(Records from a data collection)

** Begin **

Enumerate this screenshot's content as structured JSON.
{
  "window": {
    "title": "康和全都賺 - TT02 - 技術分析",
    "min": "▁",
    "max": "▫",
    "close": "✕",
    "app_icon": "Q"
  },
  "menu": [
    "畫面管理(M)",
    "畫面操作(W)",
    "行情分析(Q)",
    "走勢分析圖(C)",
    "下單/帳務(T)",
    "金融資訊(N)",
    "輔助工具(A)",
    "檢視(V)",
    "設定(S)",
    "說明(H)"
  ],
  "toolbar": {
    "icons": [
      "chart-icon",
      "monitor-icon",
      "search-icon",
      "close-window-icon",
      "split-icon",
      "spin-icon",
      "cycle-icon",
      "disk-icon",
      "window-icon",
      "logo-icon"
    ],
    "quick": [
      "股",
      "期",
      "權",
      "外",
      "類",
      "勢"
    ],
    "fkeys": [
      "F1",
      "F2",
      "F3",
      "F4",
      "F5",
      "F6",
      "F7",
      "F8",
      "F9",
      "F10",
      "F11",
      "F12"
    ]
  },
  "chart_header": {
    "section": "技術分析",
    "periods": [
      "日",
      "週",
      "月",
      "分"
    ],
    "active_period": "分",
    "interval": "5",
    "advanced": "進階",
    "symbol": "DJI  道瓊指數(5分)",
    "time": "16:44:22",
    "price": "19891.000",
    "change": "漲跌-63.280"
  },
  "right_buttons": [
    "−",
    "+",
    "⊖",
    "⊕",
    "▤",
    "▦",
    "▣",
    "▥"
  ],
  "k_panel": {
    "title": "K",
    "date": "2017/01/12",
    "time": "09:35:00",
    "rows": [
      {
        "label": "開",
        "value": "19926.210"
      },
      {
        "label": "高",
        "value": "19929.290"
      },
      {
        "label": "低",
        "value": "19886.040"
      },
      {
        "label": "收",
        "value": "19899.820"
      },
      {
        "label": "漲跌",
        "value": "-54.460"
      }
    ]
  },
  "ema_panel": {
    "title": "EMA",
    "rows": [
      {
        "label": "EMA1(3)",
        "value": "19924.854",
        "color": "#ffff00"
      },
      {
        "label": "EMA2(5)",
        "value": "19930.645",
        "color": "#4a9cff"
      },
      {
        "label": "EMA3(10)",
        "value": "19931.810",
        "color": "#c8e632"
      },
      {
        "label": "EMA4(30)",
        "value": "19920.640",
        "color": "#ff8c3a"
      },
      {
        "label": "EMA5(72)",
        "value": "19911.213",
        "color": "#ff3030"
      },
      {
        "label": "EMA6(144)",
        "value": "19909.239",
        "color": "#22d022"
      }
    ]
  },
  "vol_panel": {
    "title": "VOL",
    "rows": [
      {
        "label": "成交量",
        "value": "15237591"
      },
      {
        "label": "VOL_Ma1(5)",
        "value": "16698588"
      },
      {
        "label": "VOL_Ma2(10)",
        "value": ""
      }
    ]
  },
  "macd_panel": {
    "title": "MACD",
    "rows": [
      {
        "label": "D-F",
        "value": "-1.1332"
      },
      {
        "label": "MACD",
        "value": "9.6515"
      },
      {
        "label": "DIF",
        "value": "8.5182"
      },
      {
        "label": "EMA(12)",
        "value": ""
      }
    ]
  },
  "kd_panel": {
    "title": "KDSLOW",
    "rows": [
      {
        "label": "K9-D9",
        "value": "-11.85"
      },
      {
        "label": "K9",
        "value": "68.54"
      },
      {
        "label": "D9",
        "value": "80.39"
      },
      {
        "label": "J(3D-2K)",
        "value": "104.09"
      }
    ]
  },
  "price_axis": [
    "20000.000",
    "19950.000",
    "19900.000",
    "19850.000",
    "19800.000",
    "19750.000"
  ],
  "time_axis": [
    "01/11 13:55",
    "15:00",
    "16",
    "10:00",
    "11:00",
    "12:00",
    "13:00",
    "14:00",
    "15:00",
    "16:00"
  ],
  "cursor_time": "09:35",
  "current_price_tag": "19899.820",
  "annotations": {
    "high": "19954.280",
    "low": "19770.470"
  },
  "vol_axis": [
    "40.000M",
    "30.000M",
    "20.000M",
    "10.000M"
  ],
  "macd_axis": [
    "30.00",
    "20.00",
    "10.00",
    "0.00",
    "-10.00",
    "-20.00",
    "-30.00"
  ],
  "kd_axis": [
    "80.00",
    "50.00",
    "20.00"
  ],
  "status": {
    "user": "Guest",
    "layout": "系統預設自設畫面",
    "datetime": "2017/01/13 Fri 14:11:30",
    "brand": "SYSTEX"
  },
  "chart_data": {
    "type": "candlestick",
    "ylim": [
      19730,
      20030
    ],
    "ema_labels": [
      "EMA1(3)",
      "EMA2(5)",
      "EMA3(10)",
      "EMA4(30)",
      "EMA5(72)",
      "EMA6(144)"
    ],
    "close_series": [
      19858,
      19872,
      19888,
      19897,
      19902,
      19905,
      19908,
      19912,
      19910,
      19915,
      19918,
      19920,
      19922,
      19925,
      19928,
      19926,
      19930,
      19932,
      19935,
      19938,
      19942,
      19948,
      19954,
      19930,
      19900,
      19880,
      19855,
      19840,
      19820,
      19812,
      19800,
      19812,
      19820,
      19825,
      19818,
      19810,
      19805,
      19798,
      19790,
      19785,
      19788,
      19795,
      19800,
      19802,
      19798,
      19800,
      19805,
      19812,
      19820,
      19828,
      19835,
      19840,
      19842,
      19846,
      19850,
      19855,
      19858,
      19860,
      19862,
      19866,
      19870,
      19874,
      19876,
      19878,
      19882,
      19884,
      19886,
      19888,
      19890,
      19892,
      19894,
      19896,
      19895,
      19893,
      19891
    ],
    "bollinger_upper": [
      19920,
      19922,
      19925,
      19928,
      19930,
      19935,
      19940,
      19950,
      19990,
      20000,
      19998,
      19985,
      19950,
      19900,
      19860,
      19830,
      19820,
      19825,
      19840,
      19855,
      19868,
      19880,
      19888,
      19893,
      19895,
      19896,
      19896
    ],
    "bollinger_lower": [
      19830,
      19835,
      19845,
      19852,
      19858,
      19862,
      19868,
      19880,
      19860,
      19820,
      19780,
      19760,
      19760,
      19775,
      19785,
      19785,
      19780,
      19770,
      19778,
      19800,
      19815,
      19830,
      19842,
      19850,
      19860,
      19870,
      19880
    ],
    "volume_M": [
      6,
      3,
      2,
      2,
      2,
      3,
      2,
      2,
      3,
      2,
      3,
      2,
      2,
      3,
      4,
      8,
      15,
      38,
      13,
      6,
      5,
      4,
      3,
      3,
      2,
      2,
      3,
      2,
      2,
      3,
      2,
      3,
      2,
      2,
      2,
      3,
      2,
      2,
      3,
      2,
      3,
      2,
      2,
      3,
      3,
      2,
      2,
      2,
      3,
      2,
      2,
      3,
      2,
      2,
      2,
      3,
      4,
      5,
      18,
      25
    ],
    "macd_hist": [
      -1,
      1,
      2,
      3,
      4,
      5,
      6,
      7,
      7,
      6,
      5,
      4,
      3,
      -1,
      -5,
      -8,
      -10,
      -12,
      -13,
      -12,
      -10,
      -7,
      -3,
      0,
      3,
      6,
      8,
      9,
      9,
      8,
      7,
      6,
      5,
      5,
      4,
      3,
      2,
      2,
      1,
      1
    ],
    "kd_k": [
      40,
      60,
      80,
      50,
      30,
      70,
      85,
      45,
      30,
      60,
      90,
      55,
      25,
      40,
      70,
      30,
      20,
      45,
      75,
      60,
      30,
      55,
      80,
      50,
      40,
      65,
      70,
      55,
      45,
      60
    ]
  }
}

** End **

◆ Problem description ◆
Give the listing again, word for word.

◆ Response for this exercise ◆
Enumerate this screenshot's content as structured JSON.
{
  "window": {
    "title": "康和全都賺 - TT02 - 技術分析",
    "min": "▁",
    "max": "▫",
    "close": "✕",
    "app_icon": "Q"
  },
  "menu": [
    "畫面管理(M)",
    "畫面操作(W)",
    "行情分析(Q)",
    "走勢分析圖(C)",
    "下單/帳務(T)",
    "金融資訊(N)",
    "輔助工具(A)",
    "檢視(V)",
    "設定(S)",
    "說明(H)"
  ],
  "toolbar": {
    "icons": [
      "chart-icon",
      "monitor-icon",
      "search-icon",
      "close-window-icon",
      "split-icon",
      "spin-icon",
      "cycle-icon",
      "disk-icon",
      "window-icon",
      "logo-icon"
    ],
    "quick": [
      "股",
      "期",
      "權",
      "外",
      "類",
      "勢"
    ],
    "fkeys": [
      "F1",
      "F2",
      "F3",
      "F4",
      "F5",
      "F6",
      "F7",
      "F8",
      "F9",
      "F10",
      "F11",
      "F12"
    ]
  },
  "chart_header": {
    "section": "技術分析",
    "periods": [
      "日",
      "週",
      "月",
      "分"
    ],
    "active_period": "分",
    "interval": "5",
    "advanced": "進階",
    "symbol": "DJI  道瓊指數(5分)",
    "time": "16:44:22",
    "price": "19891.000",
    "change": "漲跌-63.280"
  },
  "right_buttons": [
    "−",
    "+",
    "⊖",
    "⊕",
    "▤",
    "▦",
    "▣",
    "▥"
  ],
  "k_panel": {
    "title": "K",
    "date": "2017/01/12",
    "time": "09:35:00",
    "rows": [
      {
        "label": "開",
        "value": "19926.210"
      },
      {
        "label": "高",
        "value": "19929.290"
      },
      {
        "label": "低",
        "value": "19886.040"
      },
      {
        "label": "收",
        "value": "19899.820"
      },
      {
        "label": "漲跌",
        "value": "-54.460"
      }
    ]
  },
  "ema_panel": {
    "title": "EMA",
    "rows": [
      {
        "label": "EMA1(3)",
        "value": "19924.854",
        "color": "#ffff00"
      },
      {
        "label": "EMA2(5)",
        "value": "19930.645",
        "color": "#4a9cff"
      },
      {
        "label": "EMA3(10)",
        "value": "19931.810",
        "color": "#c8e632"
      },
      {
        "label": "EMA4(30)",
        "value": "19920.640",
        "color": "#ff8c3a"
      },
      {
        "label": "EMA5(72)",
        "value": "19911.213",
        "color": "#ff3030"
      },
      {
        "label": "EMA6(144)",
        "value": "19909.239",
        "color": "#22d022"
      }
    ]
  },
  "vol_panel": {
    "title": "VOL",
    "rows": [
      {
        "label": "成交量",
        "value": "15237591"
      },
      {
        "label": "VOL_Ma1(5)",
        "value": "16698588"
      },
      {
        "label": "VOL_Ma2(10)",
        "value": ""
      }
    ]
  },
  "macd_panel": {
    "title": "MACD",
    "rows": [
      {
        "label": "D-F",
        "value": "-1.1332"
      },
      {
        "label": "MACD",
        "value": "9.6515"
      },
      {
        "label": "DIF",
        "value": "8.5182"
      },
      {
        "label": "EMA(12)",
        "value": ""
      }
    ]
  },
  "kd_panel": {
    "title": "KDSLOW",
    "rows": [
      {
        "label": "K9-D9",
        "value": "-11.85"
      },
      {
        "label": "K9",
        "value": "68.54"
      },
      {
        "label": "D9",
        "value": "80.39"
      },
      {
        "label": "J(3D-2K)",
        "value": "104.09"
      }
    ]
  },
  "price_axis": [
    "20000.000",
    "19950.000",
    "19900.000",
    "19850.000",
    "19800.000",
    "19750.000"
  ],
  "time_axis": [
    "01/11 13:55",
    "15:00",
    "16",
    "10:00",
    "11:00",
    "12:00",
    "13:00",
    "14:00",
    "15:00",
    "16:00"
  ],
  "cursor_time": "09:35",
  "current_price_tag": "19899.820",
  "annotations": {
    "high": "19954.280",
    "low": "19770.470"
  },
  "vol_axis": [
    "40.000M",
    "30.000M",
    "20.000M",
    "10.000M"
  ],
  "macd_axis": [
    "30.00",
    "20.00",
    "10.00",
    "0.00",
    "-10.00",
    "-20.00",
    "-30.00"
  ],
  "kd_axis": [
    "80.00",
    "50.00",
    "20.00"
  ],
  "status": {
    "user": "Guest",
    "layout": "系統預設自設畫面",
    "datetime": "2017/01/13 Fri 14:11:30",
    "brand": "SYSTEX"
  },
  "chart_data": {
    "type": "candlestick",
    "ylim": [
      19730,
      20030
    ],
    "ema_labels": [
      "EMA1(3)",
      "EMA2(5)",
      "EMA3(10)",
      "EMA4(30)",
      "EMA5(72)",
      "EMA6(144)"
    ],
    "close_series": [
      19858,
      19872,
      19888,
      19897,
      19902,
      19905,
      19908,
      19912,
      19910,
      19915,
      19918,
      19920,
      19922,
      19925,
      19928,
      19926,
      19930,
      19932,
      19935,
      19938,
      19942,
      19948,
      19954,
      19930,
      19900,
      19880,
      19855,
      19840,
      19820,
      19812,
      19800,
      19812,
      19820,
      19825,
      19818,
      19810,
      19805,
      19798,
      19790,
      19785,
      19788,
      19795,
      19800,
      19802,
      19798,
      19800,
      19805,
      19812,
      19820,
      19828,
      19835,
      19840,
      19842,
      19846,
      19850,
      19855,
      19858,
      19860,
      19862,
      19866,
      19870,
      19874,
      19876,
      19878,
      19882,
      19884,
      19886,
      19888,
      19890,
      19892,
      19894,
      19896,
      19895,
      19893,
      19891
    ],
    "bollinger_upper": [
      19920,
      19922,
      19925,
      19928,
      19930,
      19935,
      19940,
      19950,
      19990,
      20000,
      19998,
      19985,
      19950,
      19900,
      19860,
      19830,
      19820,
      19825,
      19840,
      19855,
      19868,
      19880,
      19888,
      19893,
      19895,
      19896,
      19896
    ],
    "bollinger_lower": [
      19830,
      19835,
      19845,
      19852,
      19858,
      19862,
      19868,
      19880,
      19860,
      19820,
      19780,
      19760,
      19760,
      19775,
      19785,
      19785,
      19780,
      19770,
      19778,
      19800,
      19815,
      19830,
      19842,
      19850,
      19860,
      19870,
      19880
    ],
    "volume_M": [
      6,
      3,
      2,
      2,
      2,
      3,
      2,
      2,
      3,
      2,
      3,
      2,
      2,
      3,
      4,
      8,
      15,
      38,
      13,
      6,
      5,
      4,
      3,
      3,
      2,
      2,
      3,
      2,
      2,
      3,
      2,
      3,
      2,
      2,
      2,
      3,
      2,
      2,
      3,
      2,
      3,
      2,
      2,
      3,
      3,
      2,
      2,
      2,
      3,
      2,
      2,
      3,
      2,
      2,
      2,
      3,
      4,
      5,
      18,
      25
    ],
    "macd_hist": [
      -1,
      1,
      2,
      3,
      4,
      5,
      6,
      7,
      7,
      6,
      5,
      4,
      3,
      -1,
      -5,
      -8,
      -10,
      -12,
      -13,
      -12,
      -10,
      -7,
      -3,
      0,
      3,
      6,
      8,
      9,
      9,
      8,
      7,
      6,
      5,
      5,
      4,
      3,
      2,
      2,
      1,
      1
    ],
    "kd_k": [
      40,
      60,
      80,
      50,
      30,
      70,
      85,
      45,
      30,
      60,
      90,
      55,
      25,
      40,
      70,
      30,
      20,
      45,
      75,
      60,
      30,
      55,
      80,
      50,
      40,
      65,
      70,
      55,
      45,
      60
    ]
  }
}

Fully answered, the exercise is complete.